Work to do:
Extract the full set of records that follows, word for word.

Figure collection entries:
□ □ □ □ □
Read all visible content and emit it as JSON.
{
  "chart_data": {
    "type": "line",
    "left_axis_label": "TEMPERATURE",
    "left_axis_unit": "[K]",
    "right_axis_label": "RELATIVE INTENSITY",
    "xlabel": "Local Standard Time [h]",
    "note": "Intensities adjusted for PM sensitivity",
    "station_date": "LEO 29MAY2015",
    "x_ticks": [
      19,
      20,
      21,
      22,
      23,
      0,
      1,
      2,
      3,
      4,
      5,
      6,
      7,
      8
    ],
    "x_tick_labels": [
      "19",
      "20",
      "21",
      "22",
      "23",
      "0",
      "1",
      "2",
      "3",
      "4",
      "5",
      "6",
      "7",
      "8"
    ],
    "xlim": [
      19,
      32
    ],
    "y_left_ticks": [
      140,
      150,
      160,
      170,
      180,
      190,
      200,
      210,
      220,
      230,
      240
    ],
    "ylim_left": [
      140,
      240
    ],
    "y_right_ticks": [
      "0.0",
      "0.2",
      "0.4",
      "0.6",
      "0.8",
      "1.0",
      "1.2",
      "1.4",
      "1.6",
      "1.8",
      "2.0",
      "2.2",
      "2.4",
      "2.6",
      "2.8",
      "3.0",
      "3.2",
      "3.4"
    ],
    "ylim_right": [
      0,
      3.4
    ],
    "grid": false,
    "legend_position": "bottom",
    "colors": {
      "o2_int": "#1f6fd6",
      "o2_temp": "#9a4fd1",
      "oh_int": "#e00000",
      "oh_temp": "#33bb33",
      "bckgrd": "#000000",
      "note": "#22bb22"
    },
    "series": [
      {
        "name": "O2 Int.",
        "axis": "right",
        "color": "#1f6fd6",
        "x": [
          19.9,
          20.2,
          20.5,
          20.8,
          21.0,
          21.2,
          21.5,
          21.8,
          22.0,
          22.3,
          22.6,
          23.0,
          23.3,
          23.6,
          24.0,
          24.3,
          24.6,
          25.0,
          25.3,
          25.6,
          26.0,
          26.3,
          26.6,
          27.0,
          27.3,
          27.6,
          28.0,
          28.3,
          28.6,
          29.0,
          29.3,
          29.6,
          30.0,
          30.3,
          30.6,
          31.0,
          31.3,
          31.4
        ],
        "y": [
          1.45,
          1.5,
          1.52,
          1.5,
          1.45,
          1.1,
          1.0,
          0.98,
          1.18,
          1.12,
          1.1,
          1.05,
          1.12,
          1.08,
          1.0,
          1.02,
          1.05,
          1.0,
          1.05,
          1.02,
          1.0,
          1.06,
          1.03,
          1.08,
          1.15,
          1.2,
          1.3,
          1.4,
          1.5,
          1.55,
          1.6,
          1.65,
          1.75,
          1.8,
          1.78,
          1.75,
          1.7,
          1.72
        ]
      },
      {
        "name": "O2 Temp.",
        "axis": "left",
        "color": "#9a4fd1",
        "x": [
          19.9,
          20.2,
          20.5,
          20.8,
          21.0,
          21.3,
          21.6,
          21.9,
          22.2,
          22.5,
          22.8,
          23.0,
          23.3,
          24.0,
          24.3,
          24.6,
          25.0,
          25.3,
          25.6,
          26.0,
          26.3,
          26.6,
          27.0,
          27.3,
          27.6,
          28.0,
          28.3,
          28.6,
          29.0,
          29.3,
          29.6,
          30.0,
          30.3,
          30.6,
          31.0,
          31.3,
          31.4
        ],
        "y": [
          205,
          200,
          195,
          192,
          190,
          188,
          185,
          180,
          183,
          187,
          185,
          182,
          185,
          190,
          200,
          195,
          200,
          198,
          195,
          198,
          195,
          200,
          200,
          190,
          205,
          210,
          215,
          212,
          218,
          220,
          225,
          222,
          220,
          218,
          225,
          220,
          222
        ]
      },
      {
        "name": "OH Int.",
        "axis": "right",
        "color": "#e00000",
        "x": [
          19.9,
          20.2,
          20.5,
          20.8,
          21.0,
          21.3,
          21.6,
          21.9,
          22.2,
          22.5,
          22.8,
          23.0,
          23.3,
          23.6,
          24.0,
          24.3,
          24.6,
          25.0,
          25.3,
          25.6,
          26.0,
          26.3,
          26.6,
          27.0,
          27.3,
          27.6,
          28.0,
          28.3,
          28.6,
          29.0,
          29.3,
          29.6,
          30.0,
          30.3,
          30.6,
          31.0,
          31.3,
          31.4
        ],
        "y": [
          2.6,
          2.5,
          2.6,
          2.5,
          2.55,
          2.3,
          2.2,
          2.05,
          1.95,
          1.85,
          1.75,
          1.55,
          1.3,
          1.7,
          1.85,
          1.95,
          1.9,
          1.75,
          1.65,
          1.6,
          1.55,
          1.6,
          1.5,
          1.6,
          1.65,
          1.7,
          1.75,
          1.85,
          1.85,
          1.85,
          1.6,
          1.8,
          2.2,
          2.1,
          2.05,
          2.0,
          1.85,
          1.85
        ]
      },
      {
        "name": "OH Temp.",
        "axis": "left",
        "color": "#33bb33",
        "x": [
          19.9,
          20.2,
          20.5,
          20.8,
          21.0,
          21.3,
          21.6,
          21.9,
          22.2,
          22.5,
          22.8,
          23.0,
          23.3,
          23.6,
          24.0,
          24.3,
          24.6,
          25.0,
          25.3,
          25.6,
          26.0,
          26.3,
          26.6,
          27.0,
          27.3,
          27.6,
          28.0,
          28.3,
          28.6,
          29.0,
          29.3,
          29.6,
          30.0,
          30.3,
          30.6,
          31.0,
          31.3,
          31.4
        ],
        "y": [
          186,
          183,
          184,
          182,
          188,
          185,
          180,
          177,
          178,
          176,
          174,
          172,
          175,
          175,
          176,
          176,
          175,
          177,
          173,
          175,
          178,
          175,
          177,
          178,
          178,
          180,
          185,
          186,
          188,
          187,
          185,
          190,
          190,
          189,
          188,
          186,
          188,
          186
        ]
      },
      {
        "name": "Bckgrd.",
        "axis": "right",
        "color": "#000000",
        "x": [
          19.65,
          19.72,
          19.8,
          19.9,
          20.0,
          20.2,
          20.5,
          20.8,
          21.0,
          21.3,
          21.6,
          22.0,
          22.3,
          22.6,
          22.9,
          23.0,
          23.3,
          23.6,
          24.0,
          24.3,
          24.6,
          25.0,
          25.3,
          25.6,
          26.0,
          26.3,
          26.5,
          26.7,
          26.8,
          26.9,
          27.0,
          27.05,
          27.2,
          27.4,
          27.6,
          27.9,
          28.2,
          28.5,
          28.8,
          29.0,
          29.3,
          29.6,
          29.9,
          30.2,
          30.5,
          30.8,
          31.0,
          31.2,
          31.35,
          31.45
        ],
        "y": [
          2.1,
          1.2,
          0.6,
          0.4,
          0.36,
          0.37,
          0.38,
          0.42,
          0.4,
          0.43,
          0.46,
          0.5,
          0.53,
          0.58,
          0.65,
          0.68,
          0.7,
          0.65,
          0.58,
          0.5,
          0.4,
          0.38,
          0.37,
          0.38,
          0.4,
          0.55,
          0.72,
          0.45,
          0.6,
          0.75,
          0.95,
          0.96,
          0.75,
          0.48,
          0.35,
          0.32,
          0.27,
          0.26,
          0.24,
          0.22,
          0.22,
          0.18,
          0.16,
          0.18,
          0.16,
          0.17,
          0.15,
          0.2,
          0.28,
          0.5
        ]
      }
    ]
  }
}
□ □ □ □ □
Problem solution:
Read all visible content and emit it as JSON.
{
  "chart_data": {
    "type": "line",
    "left_axis_label": "TEMPERATURE",
    "left_axis_unit": "[K]",
    "right_axis_label": "RELATIVE INTENSITY",
    "xlabel": "Local Standard Time [h]",
    "note": "Intensities adjusted for PM sensitivity",
    "station_date": "LEO 29MAY2015",
    "x_ticks": [
      19,
      20,
      21,
      22,
      23,
      0,
      1,
      2,
      3,
      4,
      5,
      6,
      7,
      8
    ],
    "x_tick_labels": [
      "19",
      "20",
      "21",
      "22",
      "23",
      "0",
      "1",
      "2",
      "3",
      "4",
      "5",
      "6",
      "7",
      "8"
    ],
    "xlim": [
      19,
      32
    ],
    "y_left_ticks": [
      140,
      150,
      160,
      170,
      180,
      190,
      200,
      210,
      220,
      230,
      240
    ],
    "ylim_left": [
      140,
      240
    ],
    "y_right_ticks": [
      "0.0",
      "0.2",
      "0.4",
      "0.6",
      "0.8",
      "1.0",
      "1.2",
      "1.4",
      "1.6",
      "1.8",
      "2.0",
      "2.2",
      "2.4",
      "2.6",
      "2.8",
      "3.0",
      "3.2",
      "3.4"
    ],
    "ylim_right": [
      0,
      3.4
    ],
    "grid": false,
    "legend_position": "bottom",
    "colors": {
      "o2_int": "#1f6fd6",
      "o2_temp": "#9a4fd1",
      "oh_int": "#e00000",
      "oh_temp": "#33bb33",
      "bckgrd": "#000000",
      "note": "#22bb22"
    },
    "series": [
      {
        "name": "O2 Int.",
        "axis": "right",
        "color": "#1f6fd6",
        "x": [
          19.9,
          20.2,
          20.5,
          20.8,
          21.0,
          21.2,
          21.5,
          21.8,
          22.0,
          22.3,
          22.6,
          23.0,
          23.3,
          23.6,
          24.0,
          24.3,
          24.6,
          25.0,
          25.3,
          25.6,
          26.0,
          26.3,
          26.6,
          27.0,
          27.3,
          27.6,
          28.0,
          28.3,
          28.6,
          29.0,
          29.3,
          29.6,
          30.0,
          30.3,
          30.6,
          31.0,
          31.3,
          31.4
        ],
        "y": [
          1.45,
          1.5,
          1.52,
          1.5,
          1.45,
          1.1,
          1.0,
          0.98,
          1.18,
          1.12,
          1.1,
          1.05,
          1.12,
          1.08,
          1.0,
          1.02,
          1.05,
          1.0,
          1.05,
          1.02,
          1.0,
          1.06,
          1.03,
          1.08,
          1.15,
          1.2,
          1.3,
          1.4,
          1.5,
          1.55,
          1.6,
          1.65,
          1.75,
          1.8,
          1.78,
          1.75,
          1.7,
          1.72
        ]
      },
      {
        "name": "O2 Temp.",
        "axis": "left",
        "color": "#9a4fd1",
        "x": [
          19.9,
          20.2,
          20.5,
          20.8,
          21.0,
          21.3,
          21.6,
          21.9,
          22.2,
          22.5,
          22.8,
          23.0,
          23.3,
          24.0,
          24.3,
          24.6,
          25.0,
          25.3,
          25.6,
          26.0,
          26.3,
          26.6,
          27.0,
          27.3,
          27.6,
          28.0,
          28.3,
          28.6,
          29.0,
          29.3,
          29.6,
          30.0,
          30.3,
          30.6,
          31.0,
          31.3,
          31.4
        ],
        "y": [
          205,
          200,
          195,
          192,
          190,
          188,
          185,
          180,
          183,
          187,
          185,
          182,
          185,
          190,
          200,
          195,
          200,
          198,
          195,
          198,
          195,
          200,
          200,
          190,
          205,
          210,
          215,
          212,
          218,
          220,
          225,
          222,
          220,
          218,
          225,
          220,
          222
        ]
      },
      {
        "name": "OH Int.",
        "axis": "right",
        "color": "#e00000",
        "x": [
          19.9,
          20.2,
          20.5,
          20.8,
          21.0,
          21.3,
          21.6,
          21.9,
          22.2,
          22.5,
          22.8,
          23.0,
          23.3,
          23.6,
          24.0,
          24.3,
          24.6,
          25.0,
          25.3,
          25.6,
          26.0,
          26.3,
          26.6,
          27.0,
          27.3,
          27.6,
          28.0,
          28.3,
          28.6,
          29.0,
          29.3,
          29.6,
          30.0,
          30.3,
          30.6,
          31.0,
          31.3,
          31.4
        ],
        "y": [
          2.6,
          2.5,
          2.6,
          2.5,
          2.55,
          2.3,
          2.2,
          2.05,
          1.95,
          1.85,
          1.75,
          1.55,
          1.3,
          1.7,
          1.85,
          1.95,
          1.9,
          1.75,
          1.65,
          1.6,
          1.55,
          1.6,
          1.5,
          1.6,
          1.65,
          1.7,
          1.75,
          1.85,
          1.85,
          1.85,
          1.6,
          1.8,
          2.2,
          2.1,
          2.05,
          2.0,
          1.85,
          1.85
        ]
      },
      {
        "name": "OH Temp.",
        "axis": "left",
        "color": "#33bb33",
        "x": [
          19.9,
          20.2,
          20.5,
          20.8,
          21.0,
          21.3,
          21.6,
          21.9,
          22.2,
          22.5,
          22.8,
          23.0,
          23.3,
          23.6,
          24.0,
          24.3,
          24.6,
          25.0,
          25.3,
          25.6,
          26.0,
          26.3,
          26.6,
          27.0,
          27.3,
          27.6,
          28.0,
          28.3,
          28.6,
          29.0,
          29.3,
          29.6,
          30.0,
          30.3,
          30.6,
          31.0,
          31.3,
          31.4
        ],
        "y": [
          186,
          183,
          184,
          182,
          188,
          185,
          180,
          177,
          178,
          176,
          174,
          172,
          175,
          175,
          176,
          176,
          175,
          177,
          173,
          175,
          178,
          175,
          177,
          178,
          178,
          180,
          185,
          186,
          188,
          187,
          185,
          190,
          190,
          189,
          188,
          186,
          188,
          186
        ]
      },
      {
        "name": "Bckgrd.",
        "axis": "right",
        "color": "#000000",
        "x": [
          19.65,
          19.72,
          19.8,
          19.9,
          20.0,
          20.2,
          20.5,
          20.8,
          21.0,
          21.3,
          21.6,
          22.0,
          22.3,
          22.6,
          22.9,
          23.0,
          23.3,
          23.6,
          24.0,
          24.3,
          24.6,
          25.0,
          25.3,
          25.6,
          26.0,
          26.3,
          26.5,
          26.7,
          26.8,
          26.9,
          27.0,
          27.05,
          27.2,
          27.4,
          27.6,
          27.9,
          28.2,
          28.5,
          28.8,
          29.0,
          29.3,
          29.6,
          29.9,
          30.2,
          30.5,
          30.8,
          31.0,
          31.2,
          31.35,
          31.45
        ],
        "y": [
          2.1,
          1.2,
          0.6,
          0.4,
          0.36,
          0.37,
          0.38,
          0.42,
          0.4,
          0.43,
          0.46,
          0.5,
          0.53,
          0.58,
          0.65,
          0.68,
          0.7,
          0.65,
          0.58,
          0.5,
          0.4,
          0.38,
          0.37,
          0.38,
          0.4,
          0.55,
          0.72,
          0.45,
          0.6,
          0.75,
          0.95,
          0.96,
          0.75,
          0.48,
          0.35,
          0.32,
          0.27,
          0.26,
          0.24,
          0.22,
          0.22,
          0.18,
          0.16,
          0.18,
          0.16,
          0.17,
          0.15,
          0.2,
          0.28,
          0.5
        ]
      }
    ]
  }
}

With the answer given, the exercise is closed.